▶ WORKING DATA:
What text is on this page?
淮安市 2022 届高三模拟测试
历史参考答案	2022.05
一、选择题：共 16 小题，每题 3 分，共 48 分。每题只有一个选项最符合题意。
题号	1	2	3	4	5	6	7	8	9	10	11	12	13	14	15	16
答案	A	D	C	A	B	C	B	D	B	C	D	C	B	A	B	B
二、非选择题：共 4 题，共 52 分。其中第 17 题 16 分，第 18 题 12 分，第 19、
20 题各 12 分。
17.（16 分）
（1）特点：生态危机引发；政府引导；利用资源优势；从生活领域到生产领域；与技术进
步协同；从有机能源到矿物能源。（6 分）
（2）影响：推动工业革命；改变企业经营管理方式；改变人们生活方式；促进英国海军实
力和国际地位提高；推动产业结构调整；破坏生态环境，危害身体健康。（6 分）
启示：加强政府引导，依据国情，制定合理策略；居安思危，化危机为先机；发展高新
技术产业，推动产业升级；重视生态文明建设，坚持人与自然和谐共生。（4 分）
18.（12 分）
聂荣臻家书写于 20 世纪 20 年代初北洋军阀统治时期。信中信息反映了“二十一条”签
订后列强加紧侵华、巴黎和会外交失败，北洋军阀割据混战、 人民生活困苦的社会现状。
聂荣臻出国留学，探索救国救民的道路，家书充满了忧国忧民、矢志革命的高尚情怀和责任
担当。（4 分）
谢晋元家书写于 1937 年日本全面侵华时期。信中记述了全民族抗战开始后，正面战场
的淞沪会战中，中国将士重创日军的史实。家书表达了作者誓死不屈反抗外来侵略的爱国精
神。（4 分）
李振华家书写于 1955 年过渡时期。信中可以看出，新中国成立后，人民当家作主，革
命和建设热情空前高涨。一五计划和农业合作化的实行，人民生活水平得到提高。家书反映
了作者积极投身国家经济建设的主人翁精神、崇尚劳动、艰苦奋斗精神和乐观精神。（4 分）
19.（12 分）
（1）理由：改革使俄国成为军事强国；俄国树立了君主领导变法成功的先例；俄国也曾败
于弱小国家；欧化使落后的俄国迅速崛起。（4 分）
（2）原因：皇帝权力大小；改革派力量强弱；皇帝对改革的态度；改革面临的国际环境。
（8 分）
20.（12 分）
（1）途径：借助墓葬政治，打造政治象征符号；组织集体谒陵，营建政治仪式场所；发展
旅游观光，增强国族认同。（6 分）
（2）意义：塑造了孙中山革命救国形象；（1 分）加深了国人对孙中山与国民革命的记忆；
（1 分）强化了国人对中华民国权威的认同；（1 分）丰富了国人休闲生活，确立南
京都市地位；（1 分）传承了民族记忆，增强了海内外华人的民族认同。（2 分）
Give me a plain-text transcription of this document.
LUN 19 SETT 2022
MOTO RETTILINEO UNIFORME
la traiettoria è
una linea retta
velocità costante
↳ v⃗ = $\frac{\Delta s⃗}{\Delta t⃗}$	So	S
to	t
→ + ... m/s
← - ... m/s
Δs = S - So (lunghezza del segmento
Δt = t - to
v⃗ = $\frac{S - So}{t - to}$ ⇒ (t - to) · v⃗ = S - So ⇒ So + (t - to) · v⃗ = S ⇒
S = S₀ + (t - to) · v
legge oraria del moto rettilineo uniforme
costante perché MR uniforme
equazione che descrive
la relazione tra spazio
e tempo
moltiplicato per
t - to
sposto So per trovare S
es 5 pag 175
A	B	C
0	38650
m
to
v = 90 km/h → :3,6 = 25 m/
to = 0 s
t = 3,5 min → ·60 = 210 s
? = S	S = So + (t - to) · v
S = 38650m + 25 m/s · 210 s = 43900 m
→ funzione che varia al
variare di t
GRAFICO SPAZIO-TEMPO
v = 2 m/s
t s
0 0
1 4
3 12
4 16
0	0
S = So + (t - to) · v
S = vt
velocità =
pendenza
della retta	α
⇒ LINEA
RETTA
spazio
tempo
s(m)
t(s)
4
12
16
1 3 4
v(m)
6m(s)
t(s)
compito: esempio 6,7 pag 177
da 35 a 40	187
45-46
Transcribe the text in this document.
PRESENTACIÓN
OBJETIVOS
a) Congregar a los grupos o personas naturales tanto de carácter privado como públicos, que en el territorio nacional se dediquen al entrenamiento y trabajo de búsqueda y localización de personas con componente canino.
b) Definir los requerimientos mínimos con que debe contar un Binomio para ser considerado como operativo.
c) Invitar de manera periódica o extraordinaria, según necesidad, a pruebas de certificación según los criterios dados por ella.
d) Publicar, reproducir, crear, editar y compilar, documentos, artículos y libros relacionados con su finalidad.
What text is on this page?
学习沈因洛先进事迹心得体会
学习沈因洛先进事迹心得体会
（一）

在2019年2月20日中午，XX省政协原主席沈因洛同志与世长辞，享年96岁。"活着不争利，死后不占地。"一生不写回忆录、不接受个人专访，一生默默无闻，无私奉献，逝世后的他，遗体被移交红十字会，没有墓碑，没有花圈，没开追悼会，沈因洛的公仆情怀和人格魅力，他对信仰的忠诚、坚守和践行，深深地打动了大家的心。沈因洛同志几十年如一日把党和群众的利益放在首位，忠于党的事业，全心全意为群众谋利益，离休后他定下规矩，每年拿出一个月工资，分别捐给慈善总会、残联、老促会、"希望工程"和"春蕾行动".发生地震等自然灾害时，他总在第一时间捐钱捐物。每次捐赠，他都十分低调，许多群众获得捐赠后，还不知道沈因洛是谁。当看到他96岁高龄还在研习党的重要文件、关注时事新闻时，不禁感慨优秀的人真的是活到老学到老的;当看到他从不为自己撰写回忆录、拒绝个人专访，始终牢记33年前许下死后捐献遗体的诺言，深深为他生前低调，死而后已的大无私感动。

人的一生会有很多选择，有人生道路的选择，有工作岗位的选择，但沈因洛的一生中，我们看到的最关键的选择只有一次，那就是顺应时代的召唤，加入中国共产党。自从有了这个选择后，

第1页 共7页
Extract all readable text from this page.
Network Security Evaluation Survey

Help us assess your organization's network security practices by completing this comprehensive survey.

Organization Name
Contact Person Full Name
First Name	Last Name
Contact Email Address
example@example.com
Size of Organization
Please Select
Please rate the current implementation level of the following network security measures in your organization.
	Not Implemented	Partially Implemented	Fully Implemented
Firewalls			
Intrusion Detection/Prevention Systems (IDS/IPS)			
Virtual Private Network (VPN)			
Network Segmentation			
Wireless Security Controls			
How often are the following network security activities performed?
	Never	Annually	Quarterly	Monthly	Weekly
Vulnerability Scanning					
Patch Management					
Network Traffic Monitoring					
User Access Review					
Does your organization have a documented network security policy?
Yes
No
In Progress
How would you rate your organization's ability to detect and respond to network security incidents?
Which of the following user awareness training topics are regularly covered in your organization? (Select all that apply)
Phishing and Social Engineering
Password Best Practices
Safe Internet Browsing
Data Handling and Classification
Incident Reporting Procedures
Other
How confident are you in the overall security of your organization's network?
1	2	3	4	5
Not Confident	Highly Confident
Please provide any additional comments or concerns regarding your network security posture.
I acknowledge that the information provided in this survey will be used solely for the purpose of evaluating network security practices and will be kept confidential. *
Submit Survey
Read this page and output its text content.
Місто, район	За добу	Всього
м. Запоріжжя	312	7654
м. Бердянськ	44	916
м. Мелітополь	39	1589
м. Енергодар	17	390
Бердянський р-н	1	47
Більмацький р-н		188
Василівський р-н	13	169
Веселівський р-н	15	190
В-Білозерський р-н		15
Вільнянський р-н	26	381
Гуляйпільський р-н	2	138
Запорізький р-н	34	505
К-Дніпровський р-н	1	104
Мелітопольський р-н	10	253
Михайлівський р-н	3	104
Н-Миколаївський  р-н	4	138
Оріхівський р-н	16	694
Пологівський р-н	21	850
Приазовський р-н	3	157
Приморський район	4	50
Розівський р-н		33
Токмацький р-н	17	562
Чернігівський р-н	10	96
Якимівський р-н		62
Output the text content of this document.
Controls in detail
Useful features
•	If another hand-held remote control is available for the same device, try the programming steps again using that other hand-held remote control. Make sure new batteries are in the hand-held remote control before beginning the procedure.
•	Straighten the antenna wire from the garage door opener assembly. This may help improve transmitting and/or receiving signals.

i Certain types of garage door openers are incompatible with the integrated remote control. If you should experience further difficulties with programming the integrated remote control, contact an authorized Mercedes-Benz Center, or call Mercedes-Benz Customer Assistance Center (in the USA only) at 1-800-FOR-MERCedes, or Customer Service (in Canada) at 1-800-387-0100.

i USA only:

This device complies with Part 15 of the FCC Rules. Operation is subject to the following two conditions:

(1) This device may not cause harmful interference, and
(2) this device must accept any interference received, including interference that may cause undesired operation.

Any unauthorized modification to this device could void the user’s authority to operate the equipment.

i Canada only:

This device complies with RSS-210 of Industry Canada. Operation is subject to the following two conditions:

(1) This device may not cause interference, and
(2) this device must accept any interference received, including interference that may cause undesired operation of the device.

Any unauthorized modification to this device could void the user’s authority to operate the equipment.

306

▶ WHAT TO WORK ON: Provide the count, and nothing else, of lines in the data above where the word "район" occurs.

▶ FULL SOLUTION: 2